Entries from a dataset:
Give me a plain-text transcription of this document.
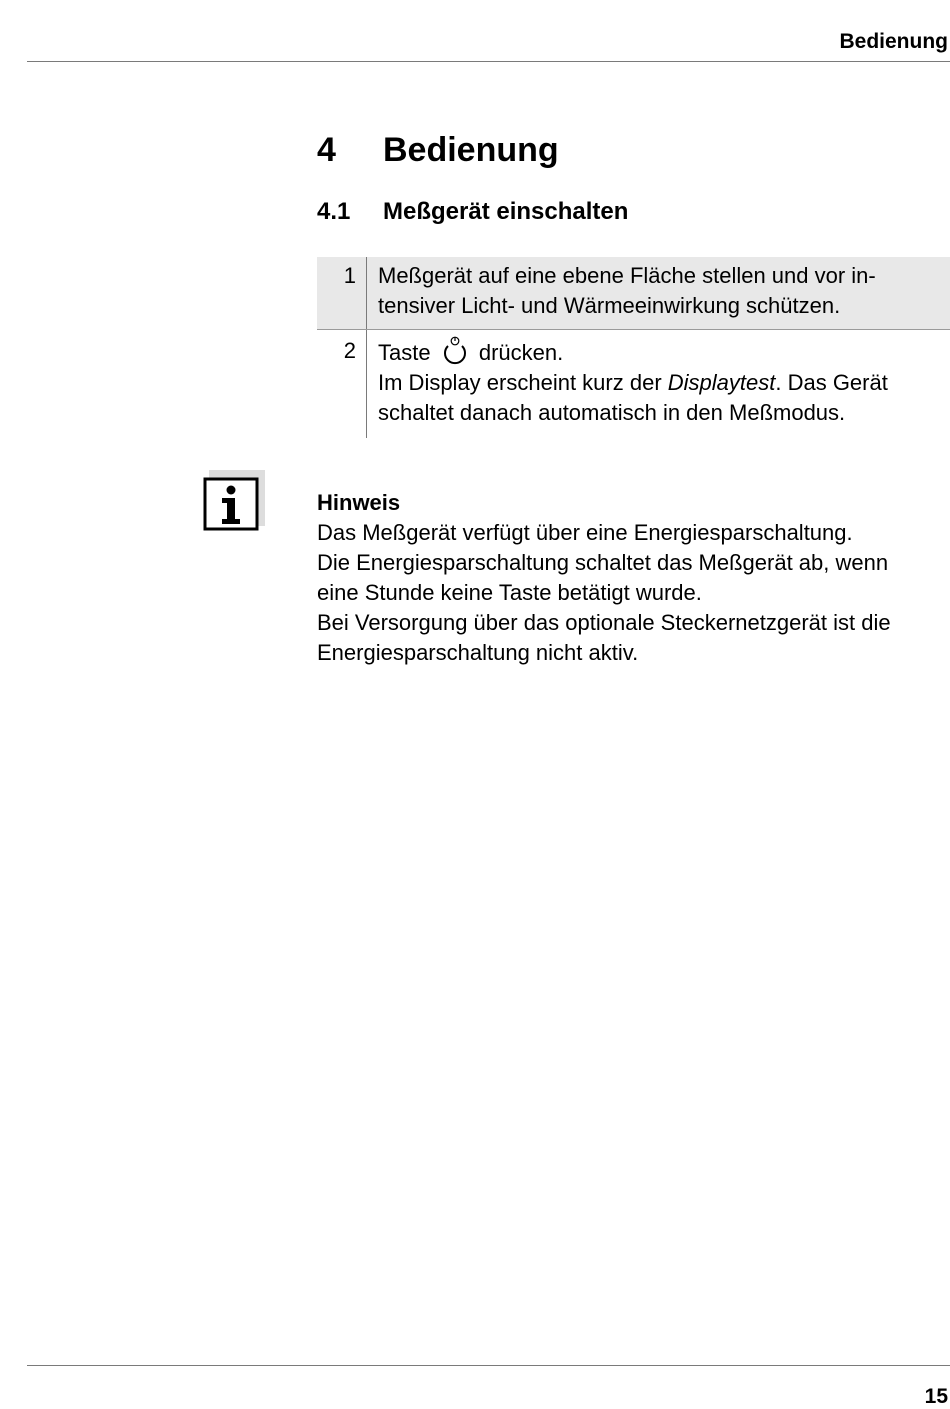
Bedienung
4 Bedienung
4.1 Meßgerät einschalten
1	Meßgerät auf eine ebene Fläche stellen und vor in-
tensiver Licht- und Wärmeeinwirkung schützen.
2	Taste drücken.
Im Display erscheint kurz der Displaytest. Das Gerät
schaltet danach automatisch in den Meßmodus.

Hinweis

Das Meßgerät verfügt über eine Energiesparschaltung.

Die Energiesparschaltung schaltet das Meßgerät ab, wenn

eine Stunde keine Taste betätigt wurde.

Bei Versorgung über das optionale Steckernetzgerät ist die

Energiesparschaltung nicht aktiv.

15
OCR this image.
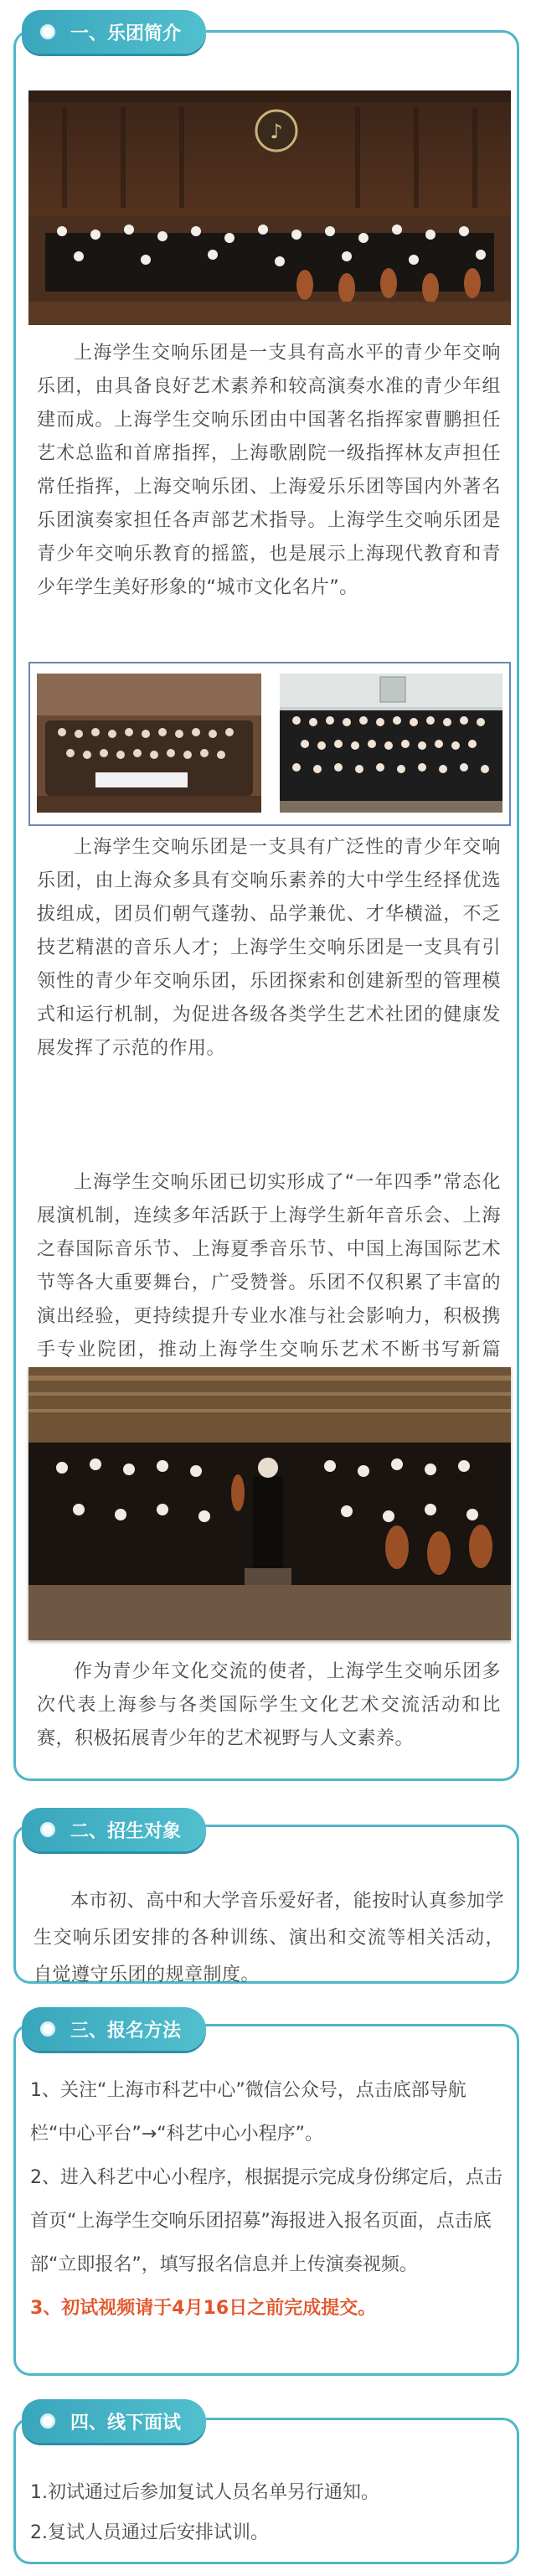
一、乐团简介
♪
上海学生交响乐团是一支具有高水平的青少年交响乐团，由具备良好艺术素养和较高演奏水准的青少年组建而成。上海学生交响乐团由中国著名指挥家曹鹏担任艺术总监和首席指挥，上海歌剧院一级指挥林友声担任常任指挥，上海交响乐团、上海爱乐乐团等国内外著名乐团演奏家担任各声部艺术指导。上海学生交响乐团是青少年交响乐教育的摇篮，也是展示上海现代教育和青少年学生美好形象的“城市文化名片”。
上海学生交响乐团是一支具有广泛性的青少年交响乐团，由上海众多具有交响乐素养的大中学生经择优选拔组成，团员们朝气蓬勃、品学兼优、才华横溢，不乏技艺精湛的音乐人才；上海学生交响乐团是一支具有引领性的青少年交响乐团，乐团探索和创建新型的管理模式和运行机制，为促进各级各类学生艺术社团的健康发展发挥了示范的作用。
上海学生交响乐团已切实形成了“一年四季”常态化展演机制，连续多年活跃于上海学生新年音乐会、上海之春国际音乐节、上海夏季音乐节、中国上海国际艺术节等各大重要舞台，广受赞誉。乐团不仅积累了丰富的演出经验，更持续提升专业水准与社会影响力，积极携手专业院团，推动上海学生交响乐艺术不断书写新篇
作为青少年文化交流的使者，上海学生交响乐团多次代表上海参与各类国际学生文化艺术交流活动和比赛，积极拓展青少年的艺术视野与人文素养。
二、招生对象
本市初、高中和大学音乐爱好者，能按时认真参加学生交响乐团安排的各种训练、演出和交流等相关活动，自觉遵守乐团的规章制度。
三、报名方法
1、关注“上海市科艺中心”微信公众号，点击底部导航栏“中心平台”→“科艺中心小程序”。
2、进入科艺中心小程序，根据提示完成身份绑定后，点击首页“上海学生交响乐团招募”海报进入报名页面，点击底部“立即报名”，填写报名信息并上传演奏视频。
3、初试视频请于4月16日之前完成提交。
四、线下面试
1.初试通过后参加复试人员名单另行通知。
2.复试人员通过后安排试训。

#### [WRITTEN EXERCISE]
Write out the material above once more, exactly as it reads, with no pictures.

#### [TASK SOLUTION]
Give me a plain-text transcription of this document.
Bedienung
4 Bedienung
4.1 Meßgerät einschalten
1	Meßgerät auf eine ebene Fläche stellen und vor in-
tensiver Licht- und Wärmeeinwirkung schützen.
2	Taste drücken.
Im Display erscheint kurz der Displaytest. Das Gerät
schaltet danach automatisch in den Meßmodus.

Hinweis

Das Meßgerät verfügt über eine Energiesparschaltung.

Die Energiesparschaltung schaltet das Meßgerät ab, wenn

eine Stunde keine Taste betätigt wurde.

Bei Versorgung über das optionale Steckernetzgerät ist die

Energiesparschaltung nicht aktiv.

15
OCR this image.
一、乐团简介
♪
上海学生交响乐团是一支具有高水平的青少年交响乐团，由具备良好艺术素养和较高演奏水准的青少年组建而成。上海学生交响乐团由中国著名指挥家曹鹏担任艺术总监和首席指挥，上海歌剧院一级指挥林友声担任常任指挥，上海交响乐团、上海爱乐乐团等国内外著名乐团演奏家担任各声部艺术指导。上海学生交响乐团是青少年交响乐教育的摇篮，也是展示上海现代教育和青少年学生美好形象的“城市文化名片”。
上海学生交响乐团是一支具有广泛性的青少年交响乐团，由上海众多具有交响乐素养的大中学生经择优选拔组成，团员们朝气蓬勃、品学兼优、才华横溢，不乏技艺精湛的音乐人才；上海学生交响乐团是一支具有引领性的青少年交响乐团，乐团探索和创建新型的管理模式和运行机制，为促进各级各类学生艺术社团的健康发展发挥了示范的作用。
上海学生交响乐团已切实形成了“一年四季”常态化展演机制，连续多年活跃于上海学生新年音乐会、上海之春国际音乐节、上海夏季音乐节、中国上海国际艺术节等各大重要舞台，广受赞誉。乐团不仅积累了丰富的演出经验，更持续提升专业水准与社会影响力，积极携手专业院团，推动上海学生交响乐艺术不断书写新篇
作为青少年文化交流的使者，上海学生交响乐团多次代表上海参与各类国际学生文化艺术交流活动和比赛，积极拓展青少年的艺术视野与人文素养。
二、招生对象
本市初、高中和大学音乐爱好者，能按时认真参加学生交响乐团安排的各种训练、演出和交流等相关活动，自觉遵守乐团的规章制度。
三、报名方法
1、关注“上海市科艺中心”微信公众号，点击底部导航栏“中心平台”→“科艺中心小程序”。
2、进入科艺中心小程序，根据提示完成身份绑定后，点击首页“上海学生交响乐团招募”海报进入报名页面，点击底部“立即报名”，填写报名信息并上传演奏视频。
3、初试视频请于4月16日之前完成提交。
四、线下面试
1.初试通过后参加复试人员名单另行通知。
2.复试人员通过后安排试训。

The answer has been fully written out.